→ Problem details
Determine which lines of the records include the word "wasn", and copy them.

→ Dataset rows
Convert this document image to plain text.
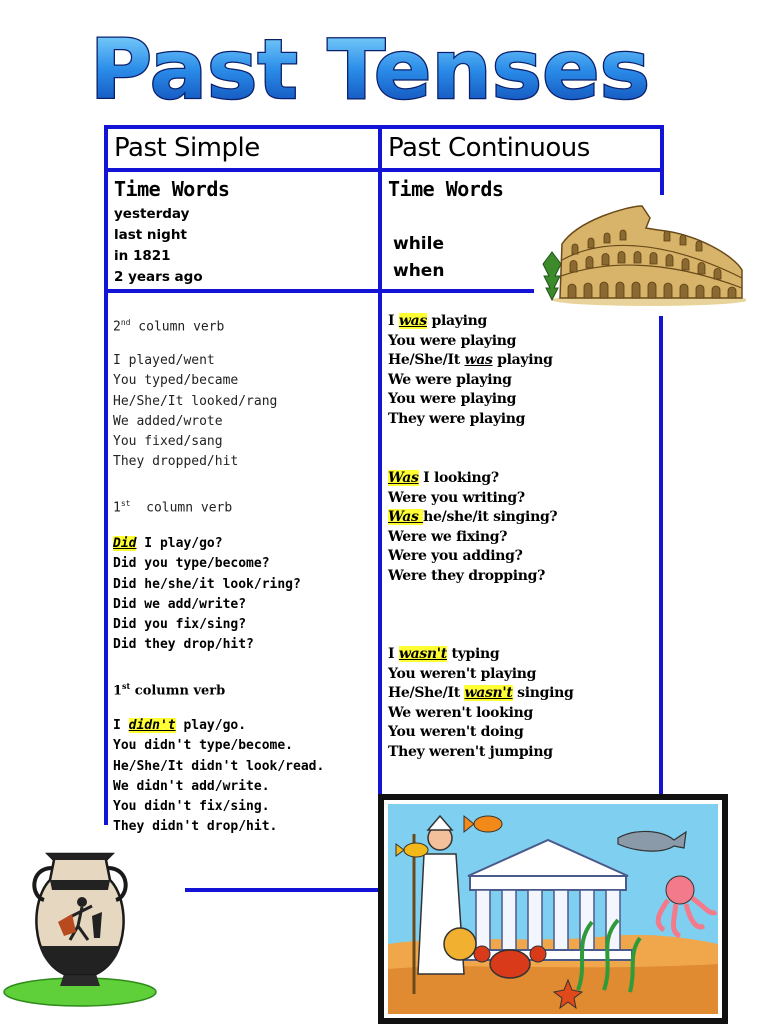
Past Tenses
Past Simple	Past Continuous
Time Words
yesterday
last night
in 1821
2 years ago
Time Words
while
when
2nd column verb
I played/went
You typed/became
He/She/It looked/rang
We added/wrote
You fixed/sang
They dropped/hit
1st  column verb
Did I play/go?
Did you type/become?
Did he/she/it look/ring?
Did we add/write?
Did you fix/sing?
Did they drop/hit?
1st column verb
I didn't play/go.
You didn't type/become.
He/She/It didn't look/read.
We didn't add/write.
You didn't fix/sing.
They didn't drop/hit.
I was playing
You were playing
He/She/It was playing
We were playing
You were playing
They were playing
Was I looking?
Were you writing?
Was he/she/it singing?
Were we fixing?
Were you adding?
Were they dropping?
I wasn't typing
You weren't playing
He/She/It wasn't singing
We weren't looking
You weren't doing
They weren't jumping
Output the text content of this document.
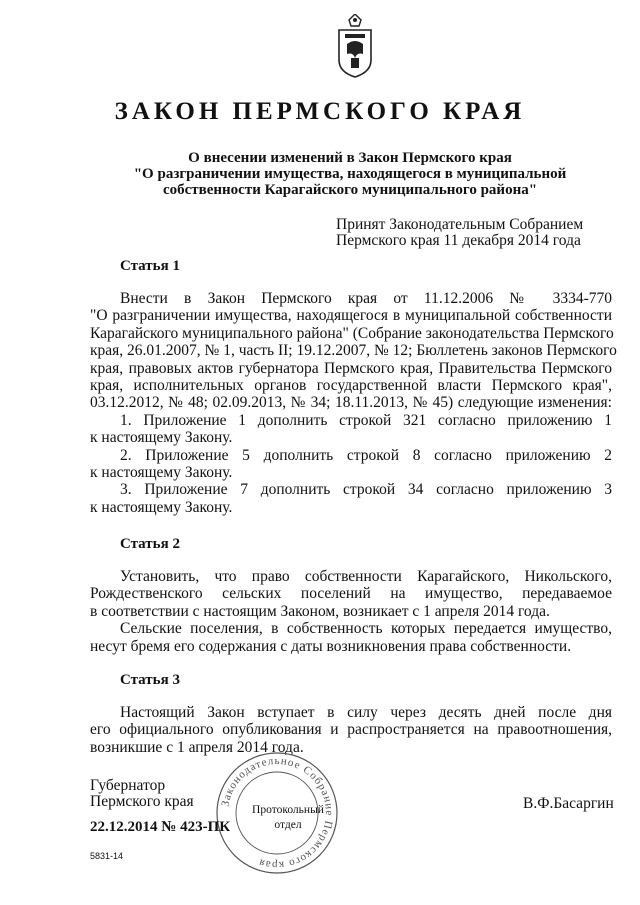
ЗАКОН ПЕРМСКОГО КРАЯ
О внесении изменений в Закон Пермского края
"О разграничении имущества, находящегося в муниципальной
собственности Карагайского муниципального района"
Принят Законодательным Собранием
Пермского края 11 декабря 2014 года
Статья 1
Внести в Закон Пермского края от 11.12.2006 № 3334-770
"О разграничении имущества, находящегося в муниципальной собственности
Карагайского муниципального района" (Собрание законодательства Пермского
края, 26.01.2007, № 1, часть II; 19.12.2007, № 12; Бюллетень законов Пермского
края, правовых актов губернатора Пермского края, Правительства Пермского
края, исполнительных органов государственной власти Пермского края",
03.12.2012, № 48; 02.09.2013, № 34; 18.11.2013, № 45) следующие изменения:
1. Приложение 1 дополнить строкой 321 согласно приложению 1
к настоящему Закону.
2. Приложение 5 дополнить строкой 8 согласно приложению 2
к настоящему Закону.
3. Приложение 7 дополнить строкой 34 согласно приложению 3
к настоящему Закону.
Статья 2
Установить, что право собственности Карагайского, Никольского,
Рождественского сельских поселений на имущество, передаваемое
в соответствии с настоящим Законом, возникает с 1 апреля 2014 года.
Сельские поселения, в собственность которых передается имущество,
несут бремя его содержания с даты возникновения права собственности.
Статья 3
Настоящий Закон вступает в силу через десять дней после дня
его официального опубликования и распространяется на правоотношения,
возникшие с 1 апреля 2014 года.
Губернатор
Пермского края Законодательное Собрание Пермского края
Протокольный
отдел
В.Ф.Басаргин
22.12.2014 № 423-ПК
5831-14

→ Response
I wasn't typing
He/She/It wasn't singing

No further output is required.